[Start PROVIDED DATA]

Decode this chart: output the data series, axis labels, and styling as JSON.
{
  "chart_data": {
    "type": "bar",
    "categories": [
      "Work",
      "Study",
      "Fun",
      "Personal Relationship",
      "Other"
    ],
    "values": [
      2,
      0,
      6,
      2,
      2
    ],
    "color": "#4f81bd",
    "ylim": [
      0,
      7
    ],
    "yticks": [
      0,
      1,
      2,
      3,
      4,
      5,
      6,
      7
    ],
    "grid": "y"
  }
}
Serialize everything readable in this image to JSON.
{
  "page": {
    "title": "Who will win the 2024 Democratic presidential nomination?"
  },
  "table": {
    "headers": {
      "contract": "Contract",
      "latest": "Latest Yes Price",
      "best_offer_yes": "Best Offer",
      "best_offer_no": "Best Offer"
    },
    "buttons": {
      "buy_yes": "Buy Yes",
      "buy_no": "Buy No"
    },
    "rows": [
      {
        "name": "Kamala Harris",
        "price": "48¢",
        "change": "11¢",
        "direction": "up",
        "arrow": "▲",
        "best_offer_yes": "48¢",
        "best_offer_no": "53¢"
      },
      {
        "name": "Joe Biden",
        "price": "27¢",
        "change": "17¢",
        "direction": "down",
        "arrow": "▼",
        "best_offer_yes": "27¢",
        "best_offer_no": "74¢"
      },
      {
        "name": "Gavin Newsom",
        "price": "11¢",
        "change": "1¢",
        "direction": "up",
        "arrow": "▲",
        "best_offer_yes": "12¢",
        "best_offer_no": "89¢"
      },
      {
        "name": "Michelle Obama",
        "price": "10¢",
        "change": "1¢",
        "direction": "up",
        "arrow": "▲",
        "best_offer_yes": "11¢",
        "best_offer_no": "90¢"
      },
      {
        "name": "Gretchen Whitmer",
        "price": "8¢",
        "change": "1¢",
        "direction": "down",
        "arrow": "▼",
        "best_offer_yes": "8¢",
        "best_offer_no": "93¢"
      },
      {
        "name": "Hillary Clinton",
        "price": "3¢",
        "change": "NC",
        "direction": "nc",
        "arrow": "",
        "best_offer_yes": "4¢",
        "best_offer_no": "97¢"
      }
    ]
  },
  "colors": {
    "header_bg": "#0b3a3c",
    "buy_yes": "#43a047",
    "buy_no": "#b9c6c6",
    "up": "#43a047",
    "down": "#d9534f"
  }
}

[End PROVIDED DATA]

PROBLEM TO WORK ON: Provide the count, and nothing else, of lines in the data above where the word "name" occurs.

WRITTEN ANSWER: 6